Copy out every line in the entries below that includes "color".

————————

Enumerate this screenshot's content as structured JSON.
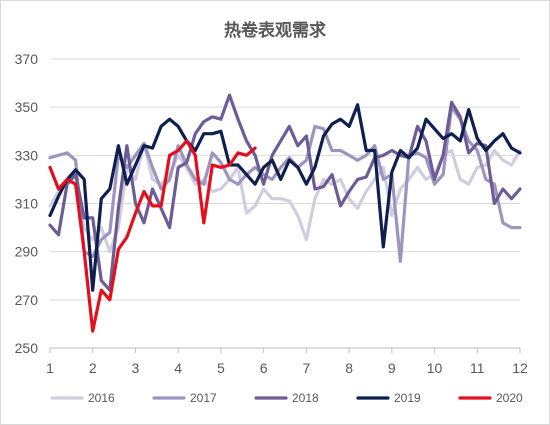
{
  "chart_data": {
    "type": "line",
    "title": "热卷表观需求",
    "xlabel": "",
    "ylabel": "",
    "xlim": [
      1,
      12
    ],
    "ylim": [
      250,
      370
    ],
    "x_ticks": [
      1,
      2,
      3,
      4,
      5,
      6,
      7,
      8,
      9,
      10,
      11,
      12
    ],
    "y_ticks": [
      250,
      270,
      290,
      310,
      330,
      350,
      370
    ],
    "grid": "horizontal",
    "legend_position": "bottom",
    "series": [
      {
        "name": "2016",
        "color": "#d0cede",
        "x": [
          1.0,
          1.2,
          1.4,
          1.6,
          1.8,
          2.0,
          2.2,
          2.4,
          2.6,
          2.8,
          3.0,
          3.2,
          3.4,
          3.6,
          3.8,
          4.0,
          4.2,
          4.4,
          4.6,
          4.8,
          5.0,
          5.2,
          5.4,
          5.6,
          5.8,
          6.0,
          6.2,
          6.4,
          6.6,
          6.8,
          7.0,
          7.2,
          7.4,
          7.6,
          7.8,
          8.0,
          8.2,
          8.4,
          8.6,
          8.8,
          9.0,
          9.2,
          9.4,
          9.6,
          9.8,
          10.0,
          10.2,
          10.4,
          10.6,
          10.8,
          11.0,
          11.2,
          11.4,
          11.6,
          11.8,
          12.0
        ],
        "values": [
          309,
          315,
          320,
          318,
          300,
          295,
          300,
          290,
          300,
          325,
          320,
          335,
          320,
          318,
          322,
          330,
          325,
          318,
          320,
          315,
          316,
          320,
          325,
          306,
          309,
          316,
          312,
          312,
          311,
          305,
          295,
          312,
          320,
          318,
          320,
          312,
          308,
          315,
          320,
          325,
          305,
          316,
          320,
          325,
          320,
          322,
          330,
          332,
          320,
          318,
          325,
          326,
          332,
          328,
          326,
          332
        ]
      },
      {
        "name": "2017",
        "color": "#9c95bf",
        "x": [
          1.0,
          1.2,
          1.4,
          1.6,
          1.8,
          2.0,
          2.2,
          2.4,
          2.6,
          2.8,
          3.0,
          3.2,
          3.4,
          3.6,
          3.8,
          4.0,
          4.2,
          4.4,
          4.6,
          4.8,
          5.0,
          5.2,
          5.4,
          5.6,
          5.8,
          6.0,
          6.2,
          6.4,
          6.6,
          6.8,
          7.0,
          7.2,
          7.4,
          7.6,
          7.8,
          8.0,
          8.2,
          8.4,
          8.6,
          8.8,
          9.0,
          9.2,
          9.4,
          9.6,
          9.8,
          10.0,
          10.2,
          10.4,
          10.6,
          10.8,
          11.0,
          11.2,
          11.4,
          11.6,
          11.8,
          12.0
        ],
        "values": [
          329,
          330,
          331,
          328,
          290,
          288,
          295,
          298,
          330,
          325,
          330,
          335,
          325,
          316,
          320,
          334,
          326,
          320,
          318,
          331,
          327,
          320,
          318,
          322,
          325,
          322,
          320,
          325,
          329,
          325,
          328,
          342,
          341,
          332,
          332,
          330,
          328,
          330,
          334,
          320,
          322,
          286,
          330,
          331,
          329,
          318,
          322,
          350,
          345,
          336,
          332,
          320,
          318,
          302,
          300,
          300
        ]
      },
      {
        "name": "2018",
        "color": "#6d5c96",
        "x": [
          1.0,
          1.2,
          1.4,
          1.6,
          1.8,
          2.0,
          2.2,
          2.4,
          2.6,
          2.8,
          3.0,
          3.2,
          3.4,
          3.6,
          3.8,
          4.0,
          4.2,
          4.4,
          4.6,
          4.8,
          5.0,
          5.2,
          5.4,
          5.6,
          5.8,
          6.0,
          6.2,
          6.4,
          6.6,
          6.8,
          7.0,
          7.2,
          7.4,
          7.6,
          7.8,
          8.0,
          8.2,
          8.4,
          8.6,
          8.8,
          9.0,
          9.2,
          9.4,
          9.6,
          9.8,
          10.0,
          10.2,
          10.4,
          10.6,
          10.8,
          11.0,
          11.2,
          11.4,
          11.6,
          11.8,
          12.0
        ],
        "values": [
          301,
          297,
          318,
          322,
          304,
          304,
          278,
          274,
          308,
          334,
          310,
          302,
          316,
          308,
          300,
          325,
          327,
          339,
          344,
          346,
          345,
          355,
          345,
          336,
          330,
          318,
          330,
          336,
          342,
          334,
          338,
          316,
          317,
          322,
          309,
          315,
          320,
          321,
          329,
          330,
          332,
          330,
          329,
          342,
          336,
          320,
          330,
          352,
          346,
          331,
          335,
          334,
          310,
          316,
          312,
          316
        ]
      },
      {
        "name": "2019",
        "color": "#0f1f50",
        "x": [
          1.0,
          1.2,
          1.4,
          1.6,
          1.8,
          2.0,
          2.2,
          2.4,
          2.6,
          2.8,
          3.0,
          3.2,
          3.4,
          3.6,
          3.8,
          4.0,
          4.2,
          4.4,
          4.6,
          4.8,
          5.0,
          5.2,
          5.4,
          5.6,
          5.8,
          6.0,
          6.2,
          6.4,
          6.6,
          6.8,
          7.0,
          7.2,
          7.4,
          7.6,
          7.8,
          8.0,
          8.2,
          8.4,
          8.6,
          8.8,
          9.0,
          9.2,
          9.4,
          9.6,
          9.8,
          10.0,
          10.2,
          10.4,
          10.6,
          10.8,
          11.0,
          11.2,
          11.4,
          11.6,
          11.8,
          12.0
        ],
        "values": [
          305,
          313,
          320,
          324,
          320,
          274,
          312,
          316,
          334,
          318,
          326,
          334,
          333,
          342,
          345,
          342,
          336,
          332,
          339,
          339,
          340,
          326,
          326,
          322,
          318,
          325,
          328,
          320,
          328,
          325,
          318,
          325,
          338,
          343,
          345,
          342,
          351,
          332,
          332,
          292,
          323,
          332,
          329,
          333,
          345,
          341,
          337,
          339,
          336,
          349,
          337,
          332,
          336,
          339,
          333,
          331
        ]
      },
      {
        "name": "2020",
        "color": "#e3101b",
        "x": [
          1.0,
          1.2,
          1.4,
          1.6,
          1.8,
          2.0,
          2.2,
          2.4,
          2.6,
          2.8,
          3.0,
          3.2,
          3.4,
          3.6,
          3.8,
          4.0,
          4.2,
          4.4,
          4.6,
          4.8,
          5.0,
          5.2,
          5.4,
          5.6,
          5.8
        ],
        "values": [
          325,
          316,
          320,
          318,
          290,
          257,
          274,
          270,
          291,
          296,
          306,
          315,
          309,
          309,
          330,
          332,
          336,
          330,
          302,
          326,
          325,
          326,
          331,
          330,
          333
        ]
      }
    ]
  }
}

————————

_Expected answer_
        "color": "#d0cede",
        "color": "#9c95bf",
        "color": "#6d5c96",
        "color": "#0f1f50",
        "color": "#e3101b",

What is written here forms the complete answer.